** Extrait fourni **
╭──

L’église étant trop pauvre pour avoir un piano, Bernice apprend à chanter a capella en s’accompagnant de percussions avec les mains et les pieds. Elle fait partie d’un chœur gospel à 11 ans et ses modèles étaient Harriet Tubman, Sojourner Truth et Bessie Jones qui lui ont fait comprendre l’action et l’importance du chant dans la lutte pour la justice. A ce propos, rappelons le lien indéfectible entre Mahalia Jackson et Martin Luther King Jr. ou la force d’une voix comme Marian Anderson.(1)

Ce lien expression-rébellion est très réel puisque les mollah iraniens comme les talibans afghans interdisent aux femmes de chanter, même chez elles, même que pour elles!, preuve que l’expression humaine, voire la pensée humaine restent des problèmes majeurs dans les pays arriérés de la planète (et parfois pas seulement), les femmes demeurant des objets utilitaires sans vie propre.

╰──

** Entrées de données **
╭──

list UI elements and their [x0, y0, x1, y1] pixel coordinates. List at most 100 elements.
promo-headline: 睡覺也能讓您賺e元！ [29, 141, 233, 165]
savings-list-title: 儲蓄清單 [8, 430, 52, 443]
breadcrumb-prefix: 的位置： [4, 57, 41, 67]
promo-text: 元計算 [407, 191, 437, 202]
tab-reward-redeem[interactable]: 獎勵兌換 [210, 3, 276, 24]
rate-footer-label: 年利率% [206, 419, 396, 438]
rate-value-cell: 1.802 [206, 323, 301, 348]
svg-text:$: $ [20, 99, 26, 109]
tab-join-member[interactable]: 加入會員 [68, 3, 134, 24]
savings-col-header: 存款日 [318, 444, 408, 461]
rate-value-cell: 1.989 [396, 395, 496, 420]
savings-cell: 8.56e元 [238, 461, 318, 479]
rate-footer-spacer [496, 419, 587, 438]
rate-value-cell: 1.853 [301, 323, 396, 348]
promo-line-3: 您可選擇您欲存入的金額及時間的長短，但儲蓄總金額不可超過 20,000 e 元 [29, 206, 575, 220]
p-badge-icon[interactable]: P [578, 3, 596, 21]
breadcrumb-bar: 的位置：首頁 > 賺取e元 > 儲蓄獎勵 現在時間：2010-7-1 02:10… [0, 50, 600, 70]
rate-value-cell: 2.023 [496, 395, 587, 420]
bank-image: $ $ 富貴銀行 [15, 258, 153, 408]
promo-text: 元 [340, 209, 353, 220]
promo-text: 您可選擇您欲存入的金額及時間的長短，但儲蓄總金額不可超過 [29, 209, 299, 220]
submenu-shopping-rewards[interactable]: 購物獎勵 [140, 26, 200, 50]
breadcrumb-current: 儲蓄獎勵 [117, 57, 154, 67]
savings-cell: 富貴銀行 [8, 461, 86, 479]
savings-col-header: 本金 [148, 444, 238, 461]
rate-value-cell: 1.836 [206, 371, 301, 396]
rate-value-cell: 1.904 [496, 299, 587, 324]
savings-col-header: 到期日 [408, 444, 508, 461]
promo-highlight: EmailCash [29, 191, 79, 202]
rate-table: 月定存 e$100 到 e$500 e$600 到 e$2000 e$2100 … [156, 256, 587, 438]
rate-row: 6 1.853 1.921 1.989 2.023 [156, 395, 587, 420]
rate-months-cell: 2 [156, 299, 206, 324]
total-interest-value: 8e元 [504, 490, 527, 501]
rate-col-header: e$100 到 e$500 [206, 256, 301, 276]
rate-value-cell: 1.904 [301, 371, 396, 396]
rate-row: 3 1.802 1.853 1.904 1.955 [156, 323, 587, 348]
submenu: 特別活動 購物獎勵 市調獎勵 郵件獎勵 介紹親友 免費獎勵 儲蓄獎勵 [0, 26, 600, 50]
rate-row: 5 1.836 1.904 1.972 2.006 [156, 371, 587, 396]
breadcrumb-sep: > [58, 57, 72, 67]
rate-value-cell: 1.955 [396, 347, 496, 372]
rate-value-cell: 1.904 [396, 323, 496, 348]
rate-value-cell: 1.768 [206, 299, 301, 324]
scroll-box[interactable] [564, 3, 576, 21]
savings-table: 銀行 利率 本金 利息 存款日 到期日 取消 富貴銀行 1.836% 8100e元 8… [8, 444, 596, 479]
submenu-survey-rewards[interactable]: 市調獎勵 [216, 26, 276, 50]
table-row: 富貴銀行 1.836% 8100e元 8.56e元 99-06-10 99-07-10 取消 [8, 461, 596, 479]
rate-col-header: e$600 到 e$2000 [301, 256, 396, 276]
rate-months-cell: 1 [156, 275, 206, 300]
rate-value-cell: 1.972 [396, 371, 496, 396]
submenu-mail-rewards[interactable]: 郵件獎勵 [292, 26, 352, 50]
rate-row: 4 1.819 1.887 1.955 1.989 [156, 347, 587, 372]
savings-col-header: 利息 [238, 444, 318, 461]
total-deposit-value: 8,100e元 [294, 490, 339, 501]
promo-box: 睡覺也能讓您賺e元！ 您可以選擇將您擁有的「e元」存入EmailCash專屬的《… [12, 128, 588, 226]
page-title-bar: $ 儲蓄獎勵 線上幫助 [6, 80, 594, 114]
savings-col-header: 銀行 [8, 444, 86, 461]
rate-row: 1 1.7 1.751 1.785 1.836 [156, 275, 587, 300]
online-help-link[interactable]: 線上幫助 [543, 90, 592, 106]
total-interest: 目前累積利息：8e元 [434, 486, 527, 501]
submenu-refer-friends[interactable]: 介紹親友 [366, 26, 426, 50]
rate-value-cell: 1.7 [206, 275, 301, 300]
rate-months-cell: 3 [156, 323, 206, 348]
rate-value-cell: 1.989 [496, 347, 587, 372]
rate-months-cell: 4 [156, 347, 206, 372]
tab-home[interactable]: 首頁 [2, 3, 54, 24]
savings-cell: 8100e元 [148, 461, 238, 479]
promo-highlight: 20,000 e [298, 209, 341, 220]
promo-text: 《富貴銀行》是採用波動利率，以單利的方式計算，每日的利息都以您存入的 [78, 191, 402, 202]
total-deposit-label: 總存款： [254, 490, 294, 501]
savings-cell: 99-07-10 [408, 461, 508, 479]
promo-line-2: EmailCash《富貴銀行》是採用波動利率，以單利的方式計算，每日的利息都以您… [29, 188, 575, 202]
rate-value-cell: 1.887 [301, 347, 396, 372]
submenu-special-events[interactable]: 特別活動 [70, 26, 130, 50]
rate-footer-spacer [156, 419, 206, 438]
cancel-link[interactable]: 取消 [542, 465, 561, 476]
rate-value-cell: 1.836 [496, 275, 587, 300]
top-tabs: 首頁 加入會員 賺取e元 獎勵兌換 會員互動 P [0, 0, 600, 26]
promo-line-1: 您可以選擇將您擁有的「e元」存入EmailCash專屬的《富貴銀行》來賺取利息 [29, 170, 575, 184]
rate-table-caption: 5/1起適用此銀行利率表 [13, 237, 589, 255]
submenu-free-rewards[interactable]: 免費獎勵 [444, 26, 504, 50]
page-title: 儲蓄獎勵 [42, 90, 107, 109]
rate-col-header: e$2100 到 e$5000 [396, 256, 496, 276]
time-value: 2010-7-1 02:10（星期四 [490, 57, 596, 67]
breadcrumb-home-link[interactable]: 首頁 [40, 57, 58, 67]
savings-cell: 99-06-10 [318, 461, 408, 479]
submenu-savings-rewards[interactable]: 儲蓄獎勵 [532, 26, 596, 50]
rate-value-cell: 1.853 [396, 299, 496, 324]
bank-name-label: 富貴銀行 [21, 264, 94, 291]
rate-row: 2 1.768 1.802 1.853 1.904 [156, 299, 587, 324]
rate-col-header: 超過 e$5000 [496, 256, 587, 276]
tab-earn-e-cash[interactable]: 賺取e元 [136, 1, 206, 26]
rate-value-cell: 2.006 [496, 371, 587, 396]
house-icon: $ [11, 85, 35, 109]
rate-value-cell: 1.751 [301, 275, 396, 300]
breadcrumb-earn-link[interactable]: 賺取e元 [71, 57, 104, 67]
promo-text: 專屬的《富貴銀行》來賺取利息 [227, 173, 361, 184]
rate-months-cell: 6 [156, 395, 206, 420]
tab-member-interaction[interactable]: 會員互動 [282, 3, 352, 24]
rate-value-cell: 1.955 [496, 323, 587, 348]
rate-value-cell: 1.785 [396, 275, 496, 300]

╰──

** Détails du problème **
Rédigez la suite de l'extrait sur le chant et la révolte, à partir de sa dernière phrase. Les lignes forment un matériau indépendant de l'extrait sur le chant et la révolte.

** Résultat de l'exercice **
En 1959, Bernice entre à Albany State College (devenue University) pour faire des études de musique et s’occupe en parallèle de la section locale de la NAACP puis du SNCC, un activisme qui la fait expulser de l’établissement; elle va alors à Spelman College à Atlanta par intermittence et où elle obtient finalement son diplôme en 1970.

Bernice Johnson Reagon, We'll Understand It Better By and By: Pioneering African American Gospel Composers, Smithsonian Press, 1992



Membre fondatrice en 1962 avec son futur mari (1963), Cordel Reagon, des Freedom Singers à l’instar des Freedom Riders, organisés par le Student Non-violent Coordinating Committee (SNCC) dans le cadre des actions non violentes pour les droits civiques, elle passera finalement son doctorat en histoire américaine à Howard University (Washington, DC) en 1975. Elle avait aussi créé depuis 1973 un groupe de six chanteuses a cappella, le Sweet Honey in the Rock avec Ysaye Maria Barnwell, Nitanju Bolade Casle, Shirley Childress Johnson, Aisha Kahil et Carol Maillard qui se servaient également de percussions; cette formation a fait des tournées au Japon, en Europe, Amérique centrale, Australie et Bernice en fera partie jusqu’en 1993.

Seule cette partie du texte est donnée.